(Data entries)
****************************************
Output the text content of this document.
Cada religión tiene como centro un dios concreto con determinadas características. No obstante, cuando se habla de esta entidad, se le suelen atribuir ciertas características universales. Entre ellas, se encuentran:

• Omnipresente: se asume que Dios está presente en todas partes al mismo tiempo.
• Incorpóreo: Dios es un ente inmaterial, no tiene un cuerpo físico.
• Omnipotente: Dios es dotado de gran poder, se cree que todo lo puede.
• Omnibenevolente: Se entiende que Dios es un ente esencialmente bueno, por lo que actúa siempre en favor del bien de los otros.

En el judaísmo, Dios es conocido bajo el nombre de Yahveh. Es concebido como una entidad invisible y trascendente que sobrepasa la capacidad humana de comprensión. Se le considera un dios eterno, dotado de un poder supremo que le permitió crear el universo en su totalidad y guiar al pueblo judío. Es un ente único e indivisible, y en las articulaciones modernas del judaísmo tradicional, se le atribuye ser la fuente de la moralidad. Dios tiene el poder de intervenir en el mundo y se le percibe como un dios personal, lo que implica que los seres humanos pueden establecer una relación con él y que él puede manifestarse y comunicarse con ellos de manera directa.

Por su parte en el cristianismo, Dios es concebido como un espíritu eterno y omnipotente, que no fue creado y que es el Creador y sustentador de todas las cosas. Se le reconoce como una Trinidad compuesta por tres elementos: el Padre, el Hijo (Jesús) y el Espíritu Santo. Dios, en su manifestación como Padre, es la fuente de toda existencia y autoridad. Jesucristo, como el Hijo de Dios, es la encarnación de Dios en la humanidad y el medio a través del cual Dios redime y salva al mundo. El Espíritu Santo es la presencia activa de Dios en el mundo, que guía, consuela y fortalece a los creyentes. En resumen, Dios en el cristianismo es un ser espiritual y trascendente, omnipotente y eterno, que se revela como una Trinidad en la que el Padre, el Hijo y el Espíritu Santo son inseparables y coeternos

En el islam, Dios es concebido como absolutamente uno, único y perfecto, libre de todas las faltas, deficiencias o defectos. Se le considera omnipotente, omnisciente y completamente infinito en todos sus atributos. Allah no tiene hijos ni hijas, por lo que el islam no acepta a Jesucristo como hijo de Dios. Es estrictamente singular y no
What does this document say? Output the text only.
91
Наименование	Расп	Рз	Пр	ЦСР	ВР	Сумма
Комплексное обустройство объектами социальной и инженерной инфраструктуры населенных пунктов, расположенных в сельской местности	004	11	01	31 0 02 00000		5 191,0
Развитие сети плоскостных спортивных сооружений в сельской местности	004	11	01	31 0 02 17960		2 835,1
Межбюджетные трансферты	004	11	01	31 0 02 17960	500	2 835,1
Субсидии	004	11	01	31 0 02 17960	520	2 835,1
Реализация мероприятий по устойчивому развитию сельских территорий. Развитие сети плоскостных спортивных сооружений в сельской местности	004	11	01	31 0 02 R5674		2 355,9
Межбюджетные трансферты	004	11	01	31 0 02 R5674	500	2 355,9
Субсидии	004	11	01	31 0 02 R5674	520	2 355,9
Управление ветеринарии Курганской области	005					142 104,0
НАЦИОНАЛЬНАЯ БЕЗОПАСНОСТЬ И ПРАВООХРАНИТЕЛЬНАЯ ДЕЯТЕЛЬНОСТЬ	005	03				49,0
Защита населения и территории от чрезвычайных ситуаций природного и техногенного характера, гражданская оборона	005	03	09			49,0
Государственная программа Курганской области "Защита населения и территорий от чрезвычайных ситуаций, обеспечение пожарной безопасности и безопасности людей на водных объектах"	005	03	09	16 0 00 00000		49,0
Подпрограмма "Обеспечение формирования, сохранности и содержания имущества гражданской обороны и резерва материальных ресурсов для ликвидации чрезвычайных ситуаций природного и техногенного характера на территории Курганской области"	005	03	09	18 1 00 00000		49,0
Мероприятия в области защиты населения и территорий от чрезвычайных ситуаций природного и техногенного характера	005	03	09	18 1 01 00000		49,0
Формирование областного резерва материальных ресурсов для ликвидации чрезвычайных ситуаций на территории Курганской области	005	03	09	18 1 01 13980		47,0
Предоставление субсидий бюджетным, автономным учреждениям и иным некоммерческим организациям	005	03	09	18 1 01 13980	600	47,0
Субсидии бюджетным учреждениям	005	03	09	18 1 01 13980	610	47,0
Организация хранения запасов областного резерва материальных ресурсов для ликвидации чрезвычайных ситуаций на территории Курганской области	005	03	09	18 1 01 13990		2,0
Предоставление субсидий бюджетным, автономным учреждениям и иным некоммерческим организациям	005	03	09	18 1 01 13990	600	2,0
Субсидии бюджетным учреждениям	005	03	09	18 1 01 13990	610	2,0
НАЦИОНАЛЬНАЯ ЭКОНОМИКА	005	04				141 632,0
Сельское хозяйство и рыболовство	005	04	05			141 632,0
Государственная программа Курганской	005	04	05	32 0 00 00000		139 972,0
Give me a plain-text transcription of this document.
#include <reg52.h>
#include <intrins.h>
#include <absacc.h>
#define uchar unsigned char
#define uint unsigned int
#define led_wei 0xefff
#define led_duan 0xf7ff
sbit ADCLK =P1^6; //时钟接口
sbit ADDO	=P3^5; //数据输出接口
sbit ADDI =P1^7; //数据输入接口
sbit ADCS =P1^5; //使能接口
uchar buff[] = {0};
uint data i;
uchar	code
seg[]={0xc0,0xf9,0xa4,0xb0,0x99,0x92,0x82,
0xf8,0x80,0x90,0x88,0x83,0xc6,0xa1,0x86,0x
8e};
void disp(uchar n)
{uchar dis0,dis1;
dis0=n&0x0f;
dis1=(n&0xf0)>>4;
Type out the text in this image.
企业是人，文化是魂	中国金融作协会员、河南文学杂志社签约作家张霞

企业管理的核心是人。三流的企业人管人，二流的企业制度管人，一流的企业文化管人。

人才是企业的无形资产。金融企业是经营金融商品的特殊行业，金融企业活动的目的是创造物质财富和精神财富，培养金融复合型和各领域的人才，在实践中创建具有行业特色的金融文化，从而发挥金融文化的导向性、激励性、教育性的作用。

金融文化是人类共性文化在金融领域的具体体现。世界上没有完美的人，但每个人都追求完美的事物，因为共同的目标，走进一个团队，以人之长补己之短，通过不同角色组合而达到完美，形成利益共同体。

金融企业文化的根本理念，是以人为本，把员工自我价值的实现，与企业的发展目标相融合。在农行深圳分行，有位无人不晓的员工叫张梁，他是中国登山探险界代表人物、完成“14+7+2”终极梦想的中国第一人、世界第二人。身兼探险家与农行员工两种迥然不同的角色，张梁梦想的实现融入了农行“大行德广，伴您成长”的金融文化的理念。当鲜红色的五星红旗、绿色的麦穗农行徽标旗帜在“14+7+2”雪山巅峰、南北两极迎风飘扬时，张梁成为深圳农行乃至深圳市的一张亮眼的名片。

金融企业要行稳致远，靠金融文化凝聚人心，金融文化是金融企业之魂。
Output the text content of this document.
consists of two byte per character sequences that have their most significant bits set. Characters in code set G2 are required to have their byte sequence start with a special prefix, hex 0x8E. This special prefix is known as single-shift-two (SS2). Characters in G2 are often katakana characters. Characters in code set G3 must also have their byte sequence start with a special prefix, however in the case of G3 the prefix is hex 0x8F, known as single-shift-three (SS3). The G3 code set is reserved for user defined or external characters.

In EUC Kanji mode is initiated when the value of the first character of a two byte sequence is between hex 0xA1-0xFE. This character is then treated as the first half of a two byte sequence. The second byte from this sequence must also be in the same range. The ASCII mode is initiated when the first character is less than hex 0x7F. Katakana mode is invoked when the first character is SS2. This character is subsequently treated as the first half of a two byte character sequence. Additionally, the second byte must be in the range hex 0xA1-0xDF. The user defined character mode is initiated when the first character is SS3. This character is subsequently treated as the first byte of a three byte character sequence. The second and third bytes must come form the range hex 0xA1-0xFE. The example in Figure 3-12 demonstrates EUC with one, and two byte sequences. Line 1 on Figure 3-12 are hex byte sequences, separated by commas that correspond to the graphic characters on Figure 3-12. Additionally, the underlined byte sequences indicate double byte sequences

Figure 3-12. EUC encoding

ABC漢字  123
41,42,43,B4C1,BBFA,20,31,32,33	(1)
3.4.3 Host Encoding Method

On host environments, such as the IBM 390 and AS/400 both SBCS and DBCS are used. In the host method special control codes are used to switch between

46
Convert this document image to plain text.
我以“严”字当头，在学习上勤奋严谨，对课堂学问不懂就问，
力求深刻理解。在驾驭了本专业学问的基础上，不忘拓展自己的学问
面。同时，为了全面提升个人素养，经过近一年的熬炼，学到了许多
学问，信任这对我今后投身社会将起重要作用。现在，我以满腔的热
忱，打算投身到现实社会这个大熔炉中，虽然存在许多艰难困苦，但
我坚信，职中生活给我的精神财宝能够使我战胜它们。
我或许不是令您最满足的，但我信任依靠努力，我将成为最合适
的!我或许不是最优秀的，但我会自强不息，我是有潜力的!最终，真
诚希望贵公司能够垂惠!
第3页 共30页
****************************************
* Your goal:
Each line above that holds the string "Государственная" should be copied and shown.

* Correct result:
Государственная программа Курганской области "Защита населения и территорий от чрезвычайных ситуаций, обеспечение пожарной безопасности и безопасности людей на водных объектах"	005	03	09	16 0 00 00000		49,0
Государственная программа Курганской	005	04	05	32 0 00 00000		139 972,0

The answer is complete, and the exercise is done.